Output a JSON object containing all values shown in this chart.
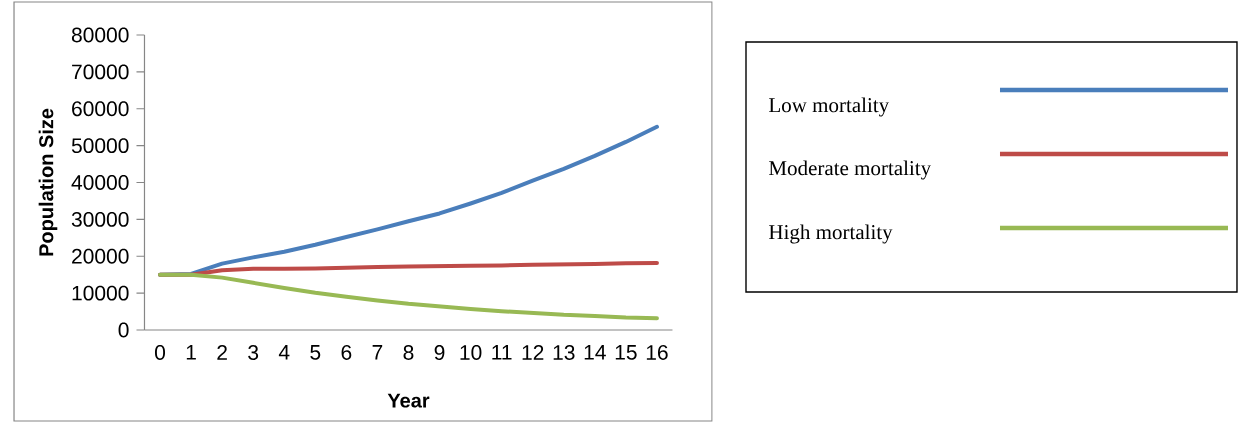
{
  "chart_data": {
    "type": "line",
    "xlabel": "Year",
    "ylabel": "Population Size",
    "categories": [
      "0",
      "1",
      "2",
      "3",
      "4",
      "5",
      "6",
      "7",
      "8",
      "9",
      "10",
      "11",
      "12",
      "13",
      "14",
      "15",
      "16"
    ],
    "ylim": [
      0,
      80000
    ],
    "yticks": [
      0,
      10000,
      20000,
      30000,
      40000,
      50000,
      60000,
      70000,
      80000
    ],
    "grid": false,
    "legend": "right",
    "marker": "none",
    "line_style": "solid",
    "series": [
      {
        "name": "Low mortality",
        "color": "#4a7ebb",
        "values": [
          15000,
          15200,
          18000,
          19700,
          21200,
          23100,
          25200,
          27300,
          29500,
          31600,
          34300,
          37200,
          40500,
          43700,
          47200,
          51000,
          55100
        ]
      },
      {
        "name": "Moderate mortality",
        "color": "#be4b48",
        "values": [
          15000,
          15000,
          16200,
          16600,
          16600,
          16700,
          16900,
          17100,
          17200,
          17300,
          17400,
          17500,
          17700,
          17800,
          17900,
          18100,
          18200
        ]
      },
      {
        "name": "High mortality",
        "color": "#98b954",
        "values": [
          15000,
          15000,
          14200,
          12800,
          11400,
          10100,
          9000,
          8000,
          7100,
          6400,
          5700,
          5100,
          4600,
          4100,
          3800,
          3400,
          3200
        ]
      }
    ]
  }
}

==*==

Without including any pictures, print each record exactly.

■ Output of the exercise
Output a JSON object containing all values shown in this chart.
{
  "chart_data": {
    "type": "line",
    "xlabel": "Year",
    "ylabel": "Population Size",
    "categories": [
      "0",
      "1",
      "2",
      "3",
      "4",
      "5",
      "6",
      "7",
      "8",
      "9",
      "10",
      "11",
      "12",
      "13",
      "14",
      "15",
      "16"
    ],
    "ylim": [
      0,
      80000
    ],
    "yticks": [
      0,
      10000,
      20000,
      30000,
      40000,
      50000,
      60000,
      70000,
      80000
    ],
    "grid": false,
    "legend": "right",
    "marker": "none",
    "line_style": "solid",
    "series": [
      {
        "name": "Low mortality",
        "color": "#4a7ebb",
        "values": [
          15000,
          15200,
          18000,
          19700,
          21200,
          23100,
          25200,
          27300,
          29500,
          31600,
          34300,
          37200,
          40500,
          43700,
          47200,
          51000,
          55100
        ]
      },
      {
        "name": "Moderate mortality",
        "color": "#be4b48",
        "values": [
          15000,
          15000,
          16200,
          16600,
          16600,
          16700,
          16900,
          17100,
          17200,
          17300,
          17400,
          17500,
          17700,
          17800,
          17900,
          18100,
          18200
        ]
      },
      {
        "name": "High mortality",
        "color": "#98b954",
        "values": [
          15000,
          15000,
          14200,
          12800,
          11400,
          10100,
          9000,
          8000,
          7100,
          6400,
          5700,
          5100,
          4600,
          4100,
          3800,
          3400,
          3200
        ]
      }
    ]
  }
}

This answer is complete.